- [Excerto do texto]
━━━

O art. 44.o, n.o 1 da Constituição garante a todos os cidadãos o direito de se deslocarem livremente em território nacional, e o art.o 19.o n.o 1, da Constituição estabelece que os órgãos de soberania não podem, conjunta ou separadamente, suspender o exercício dos direitos, liberdades e garantias, salvo em caso de estado de sítio ou de estado de emergência, declarados na forma prevista na Constituição. Apesar disso, o Governo proibiu no passado fim-de-semana a deslocação entre concelhos entre os dias 30 de Outubro e 3 de Novembro, através de uma simples resolução do Conselho de Ministros, invocando estar autorizado por uma lei de protecção civil de 2006 e uma lei de vigilância da saúde de 2009.

Perante esta situação, um partido político e uma advogada interpuseram nos tribunais administrativos intimações para protecção dos direitos, liberdades e garantias, contra a Presidência do Conselho de Ministros e o Estado Português. O partido político instaurou a acção no Tribunal Administrativo de Círculo de Lisboa, mas esse Tribunal declarou-se incompetente no dia 28 de Outubro, remetendo o processo para o Supremo Tribunal Administrativo. Neste supremo tribunal, o relator, a 29 de Outubro, declarou de imediato o Estado parte ilegítima, só depois mandando citar a “Presidência do Conselho de Ministros/Conselho de Ministros” para apresentar contestação em 24 horas. A Presidência do Conselho de Ministros apresenta então contestação, subscrita por um consultor do Centro de Competências Jurídicas do Estado, em que invoca a falta de legitimidade do partido político por não ser titular dos direitos fundamentais invocados, não poder agir ao abrigo do direito de acção popular e não ter direito de intervir judicialmente na defesa dos cidadãos. Perante a excepção deduzida, o partido foi notificado para se pronunciar em 24 horas, tendo prescindido dessa faculdade. Assim, no passado sábado, e já passados dois dias da proibição de circulação, o Supremo Tribunal Administrativo considerou que os partidos políticos não têm legitimidade para interpor intimações em defesa dos direitos, liberdades e garantias dos cidadãos, nem sequer tendo apreciado a questão de fundo – isto apesar de ser manifesto que um partido político é prejudicado por proibições de deslocação, quanto mais não seja porque vê a sua actividade política fortemente restringida.

━━━

- [Tarefa do exercício] Segundo o excerto, em que dia se declarou incompetente o Tribunal Administrativo de Círculo de Lisboa? Responda numa frase, por favor.

- [Material de base]
━━━

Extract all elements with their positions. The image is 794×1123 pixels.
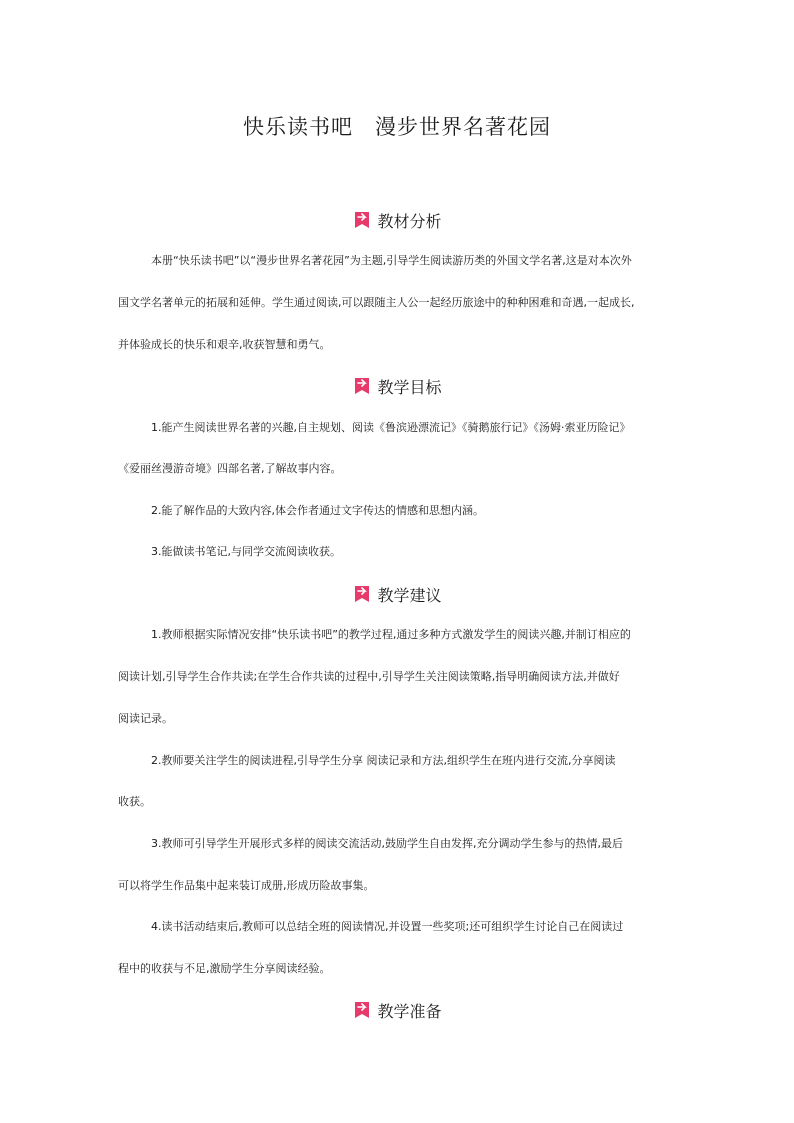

━━━

- [Exercício resolvido] O Tribunal Administrativo de Círculo de Lisboa declarou-se incompetente no dia 28 de Outubro.